→ Instruction
Show, in full, each line of the data that contains "this".

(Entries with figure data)
▬▬▬▬▬▬

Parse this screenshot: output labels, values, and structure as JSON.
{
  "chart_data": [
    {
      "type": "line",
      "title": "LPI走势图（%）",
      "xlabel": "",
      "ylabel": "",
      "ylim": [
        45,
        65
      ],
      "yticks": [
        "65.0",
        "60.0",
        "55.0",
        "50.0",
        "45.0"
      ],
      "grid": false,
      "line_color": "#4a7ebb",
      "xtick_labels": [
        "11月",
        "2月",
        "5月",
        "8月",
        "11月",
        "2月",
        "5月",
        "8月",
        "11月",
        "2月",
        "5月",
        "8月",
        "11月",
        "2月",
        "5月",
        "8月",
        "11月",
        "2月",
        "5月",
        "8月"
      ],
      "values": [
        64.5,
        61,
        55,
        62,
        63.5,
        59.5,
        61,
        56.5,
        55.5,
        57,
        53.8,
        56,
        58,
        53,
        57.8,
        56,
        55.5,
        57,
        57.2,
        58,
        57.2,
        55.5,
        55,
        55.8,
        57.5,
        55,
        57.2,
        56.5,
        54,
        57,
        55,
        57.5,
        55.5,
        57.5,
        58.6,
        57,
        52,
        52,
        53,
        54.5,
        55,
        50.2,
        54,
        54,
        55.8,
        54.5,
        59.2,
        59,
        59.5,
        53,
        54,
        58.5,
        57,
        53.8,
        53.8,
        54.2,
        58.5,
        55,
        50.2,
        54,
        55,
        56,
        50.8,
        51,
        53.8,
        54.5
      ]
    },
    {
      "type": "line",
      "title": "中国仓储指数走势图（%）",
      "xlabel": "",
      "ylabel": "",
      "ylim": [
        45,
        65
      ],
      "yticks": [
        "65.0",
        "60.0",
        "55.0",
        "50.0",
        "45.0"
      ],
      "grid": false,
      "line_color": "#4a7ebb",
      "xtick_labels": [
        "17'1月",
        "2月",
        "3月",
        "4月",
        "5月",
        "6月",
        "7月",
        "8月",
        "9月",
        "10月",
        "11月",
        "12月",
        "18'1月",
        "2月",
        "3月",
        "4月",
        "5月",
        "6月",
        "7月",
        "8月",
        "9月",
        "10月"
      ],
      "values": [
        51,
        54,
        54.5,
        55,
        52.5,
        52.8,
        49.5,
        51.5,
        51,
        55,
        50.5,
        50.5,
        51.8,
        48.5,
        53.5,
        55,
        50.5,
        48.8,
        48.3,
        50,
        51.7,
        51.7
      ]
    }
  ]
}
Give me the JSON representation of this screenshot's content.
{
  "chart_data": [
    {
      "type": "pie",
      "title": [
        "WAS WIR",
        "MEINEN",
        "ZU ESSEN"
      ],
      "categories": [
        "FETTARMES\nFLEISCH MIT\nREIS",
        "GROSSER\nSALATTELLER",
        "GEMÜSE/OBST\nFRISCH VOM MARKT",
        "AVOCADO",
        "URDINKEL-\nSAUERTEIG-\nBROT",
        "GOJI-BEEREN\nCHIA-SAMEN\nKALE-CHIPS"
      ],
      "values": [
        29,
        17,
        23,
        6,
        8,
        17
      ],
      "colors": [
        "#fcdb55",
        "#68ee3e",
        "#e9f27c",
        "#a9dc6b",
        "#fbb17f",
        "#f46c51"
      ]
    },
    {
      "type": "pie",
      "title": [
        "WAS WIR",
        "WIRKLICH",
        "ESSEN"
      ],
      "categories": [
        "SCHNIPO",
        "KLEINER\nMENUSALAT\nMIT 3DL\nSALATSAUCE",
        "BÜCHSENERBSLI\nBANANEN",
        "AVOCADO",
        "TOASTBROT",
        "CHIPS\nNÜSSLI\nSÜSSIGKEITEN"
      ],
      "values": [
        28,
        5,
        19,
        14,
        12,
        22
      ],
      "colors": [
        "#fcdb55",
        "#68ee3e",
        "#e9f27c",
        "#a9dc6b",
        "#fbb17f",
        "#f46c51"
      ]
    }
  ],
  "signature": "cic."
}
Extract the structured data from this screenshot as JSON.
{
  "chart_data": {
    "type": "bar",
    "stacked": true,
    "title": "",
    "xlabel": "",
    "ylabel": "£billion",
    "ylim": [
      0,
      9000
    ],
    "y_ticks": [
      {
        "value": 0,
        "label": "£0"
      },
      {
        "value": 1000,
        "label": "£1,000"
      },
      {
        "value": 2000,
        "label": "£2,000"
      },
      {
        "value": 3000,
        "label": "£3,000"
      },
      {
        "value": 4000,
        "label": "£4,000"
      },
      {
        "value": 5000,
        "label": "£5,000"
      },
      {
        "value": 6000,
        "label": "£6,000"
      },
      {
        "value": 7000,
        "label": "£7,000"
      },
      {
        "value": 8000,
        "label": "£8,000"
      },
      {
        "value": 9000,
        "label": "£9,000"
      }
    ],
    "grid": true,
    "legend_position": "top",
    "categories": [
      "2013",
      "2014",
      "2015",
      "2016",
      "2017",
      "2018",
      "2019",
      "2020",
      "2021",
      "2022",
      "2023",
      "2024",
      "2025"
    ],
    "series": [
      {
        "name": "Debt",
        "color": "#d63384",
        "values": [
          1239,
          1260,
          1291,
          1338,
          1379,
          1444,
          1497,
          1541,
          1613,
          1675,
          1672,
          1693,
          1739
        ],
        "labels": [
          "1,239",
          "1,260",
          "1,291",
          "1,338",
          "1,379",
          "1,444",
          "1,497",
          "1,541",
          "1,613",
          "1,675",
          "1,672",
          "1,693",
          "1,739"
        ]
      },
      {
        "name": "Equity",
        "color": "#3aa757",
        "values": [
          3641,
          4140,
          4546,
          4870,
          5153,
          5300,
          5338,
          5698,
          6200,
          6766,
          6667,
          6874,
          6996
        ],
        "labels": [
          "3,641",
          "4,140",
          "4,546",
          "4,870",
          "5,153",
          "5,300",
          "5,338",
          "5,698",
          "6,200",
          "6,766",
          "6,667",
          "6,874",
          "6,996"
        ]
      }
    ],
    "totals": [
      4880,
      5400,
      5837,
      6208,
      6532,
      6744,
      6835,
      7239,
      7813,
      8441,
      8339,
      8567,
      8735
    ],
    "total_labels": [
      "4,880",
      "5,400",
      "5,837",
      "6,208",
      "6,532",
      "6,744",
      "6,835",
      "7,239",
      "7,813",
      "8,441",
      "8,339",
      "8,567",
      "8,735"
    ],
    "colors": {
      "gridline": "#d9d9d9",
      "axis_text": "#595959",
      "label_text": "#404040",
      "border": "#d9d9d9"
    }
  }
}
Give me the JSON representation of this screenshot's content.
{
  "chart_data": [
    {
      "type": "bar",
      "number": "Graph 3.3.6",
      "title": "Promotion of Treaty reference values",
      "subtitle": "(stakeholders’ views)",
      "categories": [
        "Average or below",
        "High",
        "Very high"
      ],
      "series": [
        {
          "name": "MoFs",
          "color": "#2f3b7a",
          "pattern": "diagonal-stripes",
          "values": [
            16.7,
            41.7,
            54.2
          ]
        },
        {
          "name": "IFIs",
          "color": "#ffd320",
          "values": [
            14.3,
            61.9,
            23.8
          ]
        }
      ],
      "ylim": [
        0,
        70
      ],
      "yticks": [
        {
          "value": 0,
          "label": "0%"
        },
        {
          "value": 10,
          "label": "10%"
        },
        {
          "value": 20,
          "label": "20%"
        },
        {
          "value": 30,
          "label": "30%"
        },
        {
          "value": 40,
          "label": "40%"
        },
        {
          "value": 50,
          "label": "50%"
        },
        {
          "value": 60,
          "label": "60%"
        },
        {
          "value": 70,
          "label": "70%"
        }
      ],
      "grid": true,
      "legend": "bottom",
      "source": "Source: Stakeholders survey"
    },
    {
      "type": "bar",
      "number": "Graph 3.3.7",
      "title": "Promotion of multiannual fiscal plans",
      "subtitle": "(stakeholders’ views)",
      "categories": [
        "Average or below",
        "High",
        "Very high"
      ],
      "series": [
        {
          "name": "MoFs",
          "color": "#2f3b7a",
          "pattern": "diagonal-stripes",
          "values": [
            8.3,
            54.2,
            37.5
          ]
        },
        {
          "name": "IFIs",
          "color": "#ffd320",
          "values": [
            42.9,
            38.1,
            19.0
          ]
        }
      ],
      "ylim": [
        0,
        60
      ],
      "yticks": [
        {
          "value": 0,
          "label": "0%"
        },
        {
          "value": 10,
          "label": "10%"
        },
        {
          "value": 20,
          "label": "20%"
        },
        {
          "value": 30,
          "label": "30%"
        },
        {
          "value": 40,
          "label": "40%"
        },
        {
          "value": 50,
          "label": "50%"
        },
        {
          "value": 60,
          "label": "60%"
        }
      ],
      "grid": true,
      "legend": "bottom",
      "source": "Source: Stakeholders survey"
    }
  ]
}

▬▬▬▬▬▬

→ Full output
Parse this screenshot: output labels, values, and structure as JSON.
Give me the JSON representation of this screenshot's content.
Extract the structured data from this screenshot as JSON.
Give me the JSON representation of this screenshot's content.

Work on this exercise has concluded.